● **TASK**:
Determine the count of lines holding "content" and give that count alone.

## Start DATA SHOWN

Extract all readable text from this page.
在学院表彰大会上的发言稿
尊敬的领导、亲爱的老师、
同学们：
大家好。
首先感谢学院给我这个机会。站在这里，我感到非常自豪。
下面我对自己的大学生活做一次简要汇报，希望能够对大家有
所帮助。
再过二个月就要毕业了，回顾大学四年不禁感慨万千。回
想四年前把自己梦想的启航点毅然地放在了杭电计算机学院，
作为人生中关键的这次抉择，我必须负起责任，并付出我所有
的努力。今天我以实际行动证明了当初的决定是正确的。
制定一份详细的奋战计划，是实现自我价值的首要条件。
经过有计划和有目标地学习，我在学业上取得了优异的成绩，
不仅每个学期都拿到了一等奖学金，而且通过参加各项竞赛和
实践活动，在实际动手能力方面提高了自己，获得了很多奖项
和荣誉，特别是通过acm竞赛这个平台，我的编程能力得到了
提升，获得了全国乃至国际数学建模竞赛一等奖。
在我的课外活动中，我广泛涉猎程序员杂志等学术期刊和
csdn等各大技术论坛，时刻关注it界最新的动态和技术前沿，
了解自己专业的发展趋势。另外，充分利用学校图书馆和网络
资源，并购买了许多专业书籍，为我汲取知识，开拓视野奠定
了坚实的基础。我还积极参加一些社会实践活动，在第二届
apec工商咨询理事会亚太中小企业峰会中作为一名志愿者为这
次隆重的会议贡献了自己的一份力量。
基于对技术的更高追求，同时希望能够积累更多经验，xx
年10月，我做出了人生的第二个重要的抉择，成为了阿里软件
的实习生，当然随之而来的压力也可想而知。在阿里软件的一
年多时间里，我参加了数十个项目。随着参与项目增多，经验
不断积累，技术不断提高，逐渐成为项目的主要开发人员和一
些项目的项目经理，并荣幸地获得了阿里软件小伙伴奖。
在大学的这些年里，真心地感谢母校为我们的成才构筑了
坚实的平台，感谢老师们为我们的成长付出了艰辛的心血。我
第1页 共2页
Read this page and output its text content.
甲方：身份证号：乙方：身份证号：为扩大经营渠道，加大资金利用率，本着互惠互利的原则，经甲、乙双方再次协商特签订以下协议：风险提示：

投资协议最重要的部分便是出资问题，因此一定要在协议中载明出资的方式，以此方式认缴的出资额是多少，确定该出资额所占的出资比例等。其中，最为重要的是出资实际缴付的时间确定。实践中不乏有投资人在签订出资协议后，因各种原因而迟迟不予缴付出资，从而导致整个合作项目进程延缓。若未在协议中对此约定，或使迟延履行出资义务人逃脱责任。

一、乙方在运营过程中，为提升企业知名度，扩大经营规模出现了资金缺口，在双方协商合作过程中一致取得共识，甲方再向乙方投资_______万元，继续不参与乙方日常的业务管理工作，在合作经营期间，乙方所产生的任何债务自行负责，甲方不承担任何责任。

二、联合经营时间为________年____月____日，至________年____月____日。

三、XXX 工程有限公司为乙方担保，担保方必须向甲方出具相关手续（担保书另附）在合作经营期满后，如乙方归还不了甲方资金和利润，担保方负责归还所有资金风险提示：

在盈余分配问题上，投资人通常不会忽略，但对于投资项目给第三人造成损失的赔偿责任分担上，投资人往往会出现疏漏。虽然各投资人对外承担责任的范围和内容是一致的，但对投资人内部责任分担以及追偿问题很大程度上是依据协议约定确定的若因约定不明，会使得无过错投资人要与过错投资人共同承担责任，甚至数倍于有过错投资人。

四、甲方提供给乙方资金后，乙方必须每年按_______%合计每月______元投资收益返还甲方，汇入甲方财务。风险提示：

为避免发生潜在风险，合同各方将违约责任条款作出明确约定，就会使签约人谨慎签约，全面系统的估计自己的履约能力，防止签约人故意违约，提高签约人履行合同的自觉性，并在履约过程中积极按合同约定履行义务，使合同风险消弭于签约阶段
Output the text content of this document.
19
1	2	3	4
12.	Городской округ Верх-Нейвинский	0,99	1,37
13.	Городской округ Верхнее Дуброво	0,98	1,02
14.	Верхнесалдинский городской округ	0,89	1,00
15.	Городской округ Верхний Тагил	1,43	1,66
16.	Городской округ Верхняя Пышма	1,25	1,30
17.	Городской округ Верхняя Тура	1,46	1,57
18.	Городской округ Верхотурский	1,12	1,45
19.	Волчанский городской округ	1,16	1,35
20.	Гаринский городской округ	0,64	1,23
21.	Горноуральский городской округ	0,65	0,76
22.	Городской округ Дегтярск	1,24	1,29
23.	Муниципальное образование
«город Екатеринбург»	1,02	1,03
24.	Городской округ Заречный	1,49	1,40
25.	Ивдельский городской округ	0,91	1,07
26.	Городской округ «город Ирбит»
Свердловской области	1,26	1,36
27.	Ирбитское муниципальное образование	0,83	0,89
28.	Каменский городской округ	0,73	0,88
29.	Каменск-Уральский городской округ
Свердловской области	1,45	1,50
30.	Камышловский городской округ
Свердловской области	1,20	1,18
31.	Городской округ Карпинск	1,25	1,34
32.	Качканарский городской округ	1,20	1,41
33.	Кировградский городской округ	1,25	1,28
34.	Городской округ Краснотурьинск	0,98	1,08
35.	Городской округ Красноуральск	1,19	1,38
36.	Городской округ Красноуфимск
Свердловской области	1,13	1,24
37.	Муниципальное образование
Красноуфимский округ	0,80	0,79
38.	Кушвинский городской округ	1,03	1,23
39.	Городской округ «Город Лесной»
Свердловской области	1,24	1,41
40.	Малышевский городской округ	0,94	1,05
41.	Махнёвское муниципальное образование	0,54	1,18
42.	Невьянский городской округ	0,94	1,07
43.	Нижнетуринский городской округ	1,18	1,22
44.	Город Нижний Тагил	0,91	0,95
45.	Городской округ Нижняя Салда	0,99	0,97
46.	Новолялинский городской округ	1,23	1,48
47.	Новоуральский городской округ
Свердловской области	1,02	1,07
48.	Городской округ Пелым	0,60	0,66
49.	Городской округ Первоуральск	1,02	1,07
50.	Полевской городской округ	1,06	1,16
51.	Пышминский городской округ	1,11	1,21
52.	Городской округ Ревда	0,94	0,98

## End DATA SHOWN

● **TASK ANSWER**:
2